→ **What you are asked to do**
Determine the count of lines holding "this" and give that count alone.

(Raw records)
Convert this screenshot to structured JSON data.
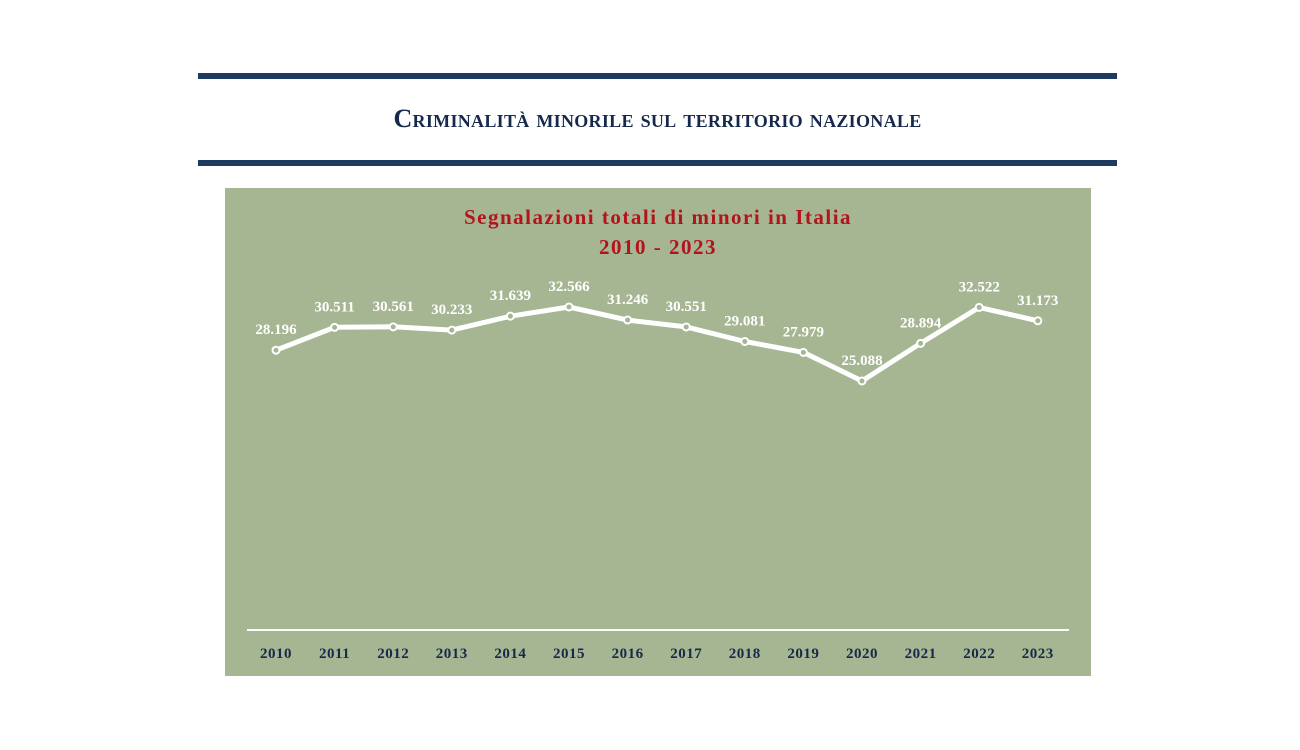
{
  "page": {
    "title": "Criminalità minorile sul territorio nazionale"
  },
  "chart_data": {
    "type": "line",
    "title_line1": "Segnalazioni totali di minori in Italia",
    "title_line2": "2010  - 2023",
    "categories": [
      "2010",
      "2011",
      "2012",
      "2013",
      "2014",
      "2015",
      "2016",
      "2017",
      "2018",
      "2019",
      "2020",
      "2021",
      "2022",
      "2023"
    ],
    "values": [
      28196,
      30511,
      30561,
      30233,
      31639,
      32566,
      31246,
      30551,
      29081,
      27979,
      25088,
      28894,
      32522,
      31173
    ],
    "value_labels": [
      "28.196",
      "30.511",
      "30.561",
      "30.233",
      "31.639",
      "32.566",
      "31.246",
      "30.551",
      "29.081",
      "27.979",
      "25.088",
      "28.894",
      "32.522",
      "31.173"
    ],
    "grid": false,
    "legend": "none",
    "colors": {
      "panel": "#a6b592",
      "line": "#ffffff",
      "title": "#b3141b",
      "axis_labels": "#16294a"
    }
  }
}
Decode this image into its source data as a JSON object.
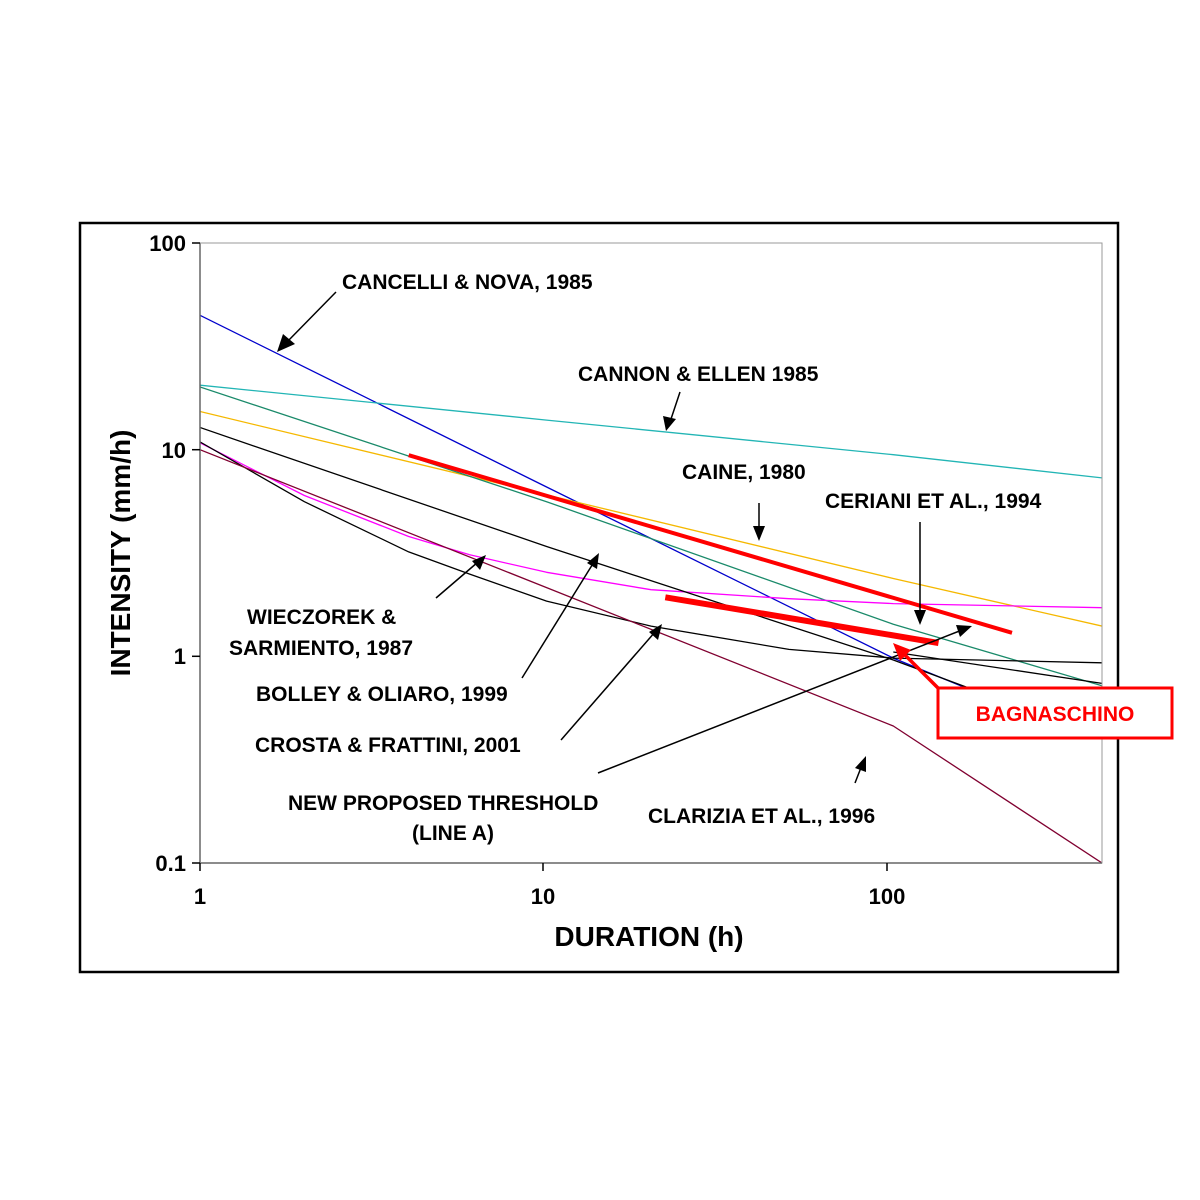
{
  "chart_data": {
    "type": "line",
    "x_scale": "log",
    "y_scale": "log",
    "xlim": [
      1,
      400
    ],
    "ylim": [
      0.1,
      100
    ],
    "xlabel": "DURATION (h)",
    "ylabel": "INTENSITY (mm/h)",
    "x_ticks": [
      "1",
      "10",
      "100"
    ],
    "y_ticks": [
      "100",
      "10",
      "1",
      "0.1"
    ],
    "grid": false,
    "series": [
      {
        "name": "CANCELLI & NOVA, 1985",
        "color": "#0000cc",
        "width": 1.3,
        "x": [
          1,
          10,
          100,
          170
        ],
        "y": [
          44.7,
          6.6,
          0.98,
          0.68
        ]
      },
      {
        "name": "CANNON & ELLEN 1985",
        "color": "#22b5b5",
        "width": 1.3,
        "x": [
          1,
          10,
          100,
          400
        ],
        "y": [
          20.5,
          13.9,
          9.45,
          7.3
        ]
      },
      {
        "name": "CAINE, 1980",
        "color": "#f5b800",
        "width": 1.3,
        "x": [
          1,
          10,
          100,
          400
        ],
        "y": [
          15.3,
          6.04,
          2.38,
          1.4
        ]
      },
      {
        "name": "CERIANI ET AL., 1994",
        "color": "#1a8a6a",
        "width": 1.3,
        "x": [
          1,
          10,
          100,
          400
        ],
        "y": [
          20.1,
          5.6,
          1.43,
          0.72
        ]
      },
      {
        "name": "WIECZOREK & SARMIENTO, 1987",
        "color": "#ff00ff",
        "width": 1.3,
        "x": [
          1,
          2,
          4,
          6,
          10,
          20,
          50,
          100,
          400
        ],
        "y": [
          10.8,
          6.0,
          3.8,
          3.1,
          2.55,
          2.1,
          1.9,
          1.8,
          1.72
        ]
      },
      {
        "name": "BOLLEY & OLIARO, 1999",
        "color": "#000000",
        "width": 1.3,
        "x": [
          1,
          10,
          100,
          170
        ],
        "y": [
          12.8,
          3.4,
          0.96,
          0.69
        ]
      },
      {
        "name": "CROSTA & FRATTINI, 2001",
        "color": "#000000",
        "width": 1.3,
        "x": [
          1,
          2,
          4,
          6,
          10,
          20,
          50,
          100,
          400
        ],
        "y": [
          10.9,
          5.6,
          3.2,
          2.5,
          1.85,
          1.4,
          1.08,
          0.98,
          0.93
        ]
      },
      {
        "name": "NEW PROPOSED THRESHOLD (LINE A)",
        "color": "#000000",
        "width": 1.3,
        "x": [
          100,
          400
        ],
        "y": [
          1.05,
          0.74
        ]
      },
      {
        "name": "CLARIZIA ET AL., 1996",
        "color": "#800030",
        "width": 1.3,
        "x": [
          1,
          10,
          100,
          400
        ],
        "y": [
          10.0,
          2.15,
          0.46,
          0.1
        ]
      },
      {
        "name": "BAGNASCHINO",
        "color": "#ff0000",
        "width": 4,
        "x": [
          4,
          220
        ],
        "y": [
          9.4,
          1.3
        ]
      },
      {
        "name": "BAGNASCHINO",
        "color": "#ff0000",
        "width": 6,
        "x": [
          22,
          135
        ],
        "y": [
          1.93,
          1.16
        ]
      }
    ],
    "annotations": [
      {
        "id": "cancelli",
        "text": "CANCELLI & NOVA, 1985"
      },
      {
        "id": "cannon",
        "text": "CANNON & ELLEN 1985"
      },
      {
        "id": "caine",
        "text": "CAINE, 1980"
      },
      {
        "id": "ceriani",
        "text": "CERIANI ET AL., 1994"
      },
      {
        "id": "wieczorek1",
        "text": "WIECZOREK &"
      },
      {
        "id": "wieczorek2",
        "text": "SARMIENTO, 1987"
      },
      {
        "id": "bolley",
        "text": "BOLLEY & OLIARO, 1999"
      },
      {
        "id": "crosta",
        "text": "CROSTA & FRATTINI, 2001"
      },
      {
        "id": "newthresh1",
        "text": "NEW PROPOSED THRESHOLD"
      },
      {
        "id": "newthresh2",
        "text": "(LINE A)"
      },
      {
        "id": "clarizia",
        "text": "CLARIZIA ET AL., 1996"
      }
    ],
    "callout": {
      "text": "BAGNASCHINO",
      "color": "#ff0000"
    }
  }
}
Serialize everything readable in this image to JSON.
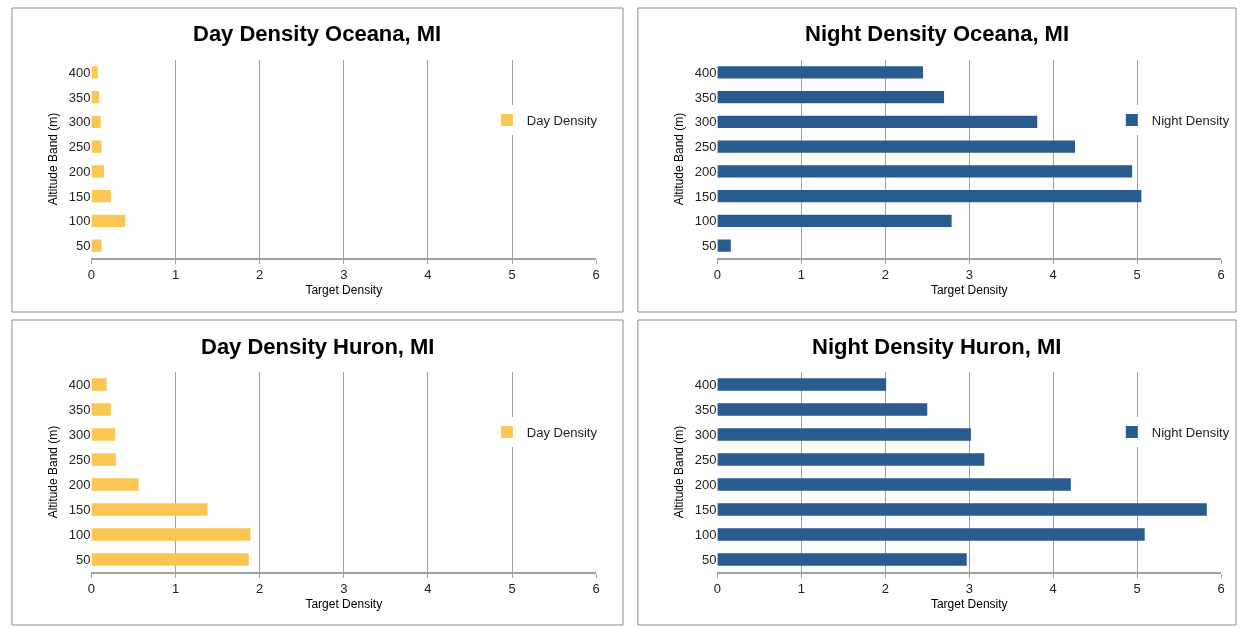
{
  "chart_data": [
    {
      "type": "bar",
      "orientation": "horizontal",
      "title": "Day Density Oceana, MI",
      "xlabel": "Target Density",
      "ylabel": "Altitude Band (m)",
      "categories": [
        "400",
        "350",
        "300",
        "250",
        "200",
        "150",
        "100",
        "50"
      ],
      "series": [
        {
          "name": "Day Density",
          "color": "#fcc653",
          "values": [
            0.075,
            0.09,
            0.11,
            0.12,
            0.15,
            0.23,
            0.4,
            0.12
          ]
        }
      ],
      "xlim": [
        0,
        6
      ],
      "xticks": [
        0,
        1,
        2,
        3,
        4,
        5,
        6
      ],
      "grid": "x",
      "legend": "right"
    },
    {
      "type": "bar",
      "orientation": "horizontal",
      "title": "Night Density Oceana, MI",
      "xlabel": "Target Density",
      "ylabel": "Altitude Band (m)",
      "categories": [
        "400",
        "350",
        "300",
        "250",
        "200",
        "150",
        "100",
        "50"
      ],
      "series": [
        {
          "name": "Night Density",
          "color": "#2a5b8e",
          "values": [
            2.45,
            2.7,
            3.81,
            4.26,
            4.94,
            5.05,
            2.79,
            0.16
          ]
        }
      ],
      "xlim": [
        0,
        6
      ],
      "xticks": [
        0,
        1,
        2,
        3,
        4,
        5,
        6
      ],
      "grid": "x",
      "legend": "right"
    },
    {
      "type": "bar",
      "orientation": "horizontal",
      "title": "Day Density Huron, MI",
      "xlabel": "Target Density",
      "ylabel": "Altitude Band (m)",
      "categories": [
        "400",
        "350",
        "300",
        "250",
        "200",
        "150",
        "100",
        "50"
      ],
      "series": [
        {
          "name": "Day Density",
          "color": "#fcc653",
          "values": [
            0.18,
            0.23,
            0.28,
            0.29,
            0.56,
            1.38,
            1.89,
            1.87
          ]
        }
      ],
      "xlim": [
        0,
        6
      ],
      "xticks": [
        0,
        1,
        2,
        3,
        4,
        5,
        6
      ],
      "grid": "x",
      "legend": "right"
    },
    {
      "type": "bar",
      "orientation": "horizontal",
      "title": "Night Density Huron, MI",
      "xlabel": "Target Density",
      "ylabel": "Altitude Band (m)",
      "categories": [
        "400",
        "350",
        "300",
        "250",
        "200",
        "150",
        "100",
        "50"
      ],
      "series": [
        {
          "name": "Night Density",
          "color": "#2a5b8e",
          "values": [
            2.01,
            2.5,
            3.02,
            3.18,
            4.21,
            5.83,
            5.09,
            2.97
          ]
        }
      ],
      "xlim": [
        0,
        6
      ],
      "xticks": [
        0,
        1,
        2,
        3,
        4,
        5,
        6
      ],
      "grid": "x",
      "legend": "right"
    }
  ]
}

→ **Expected answer**
3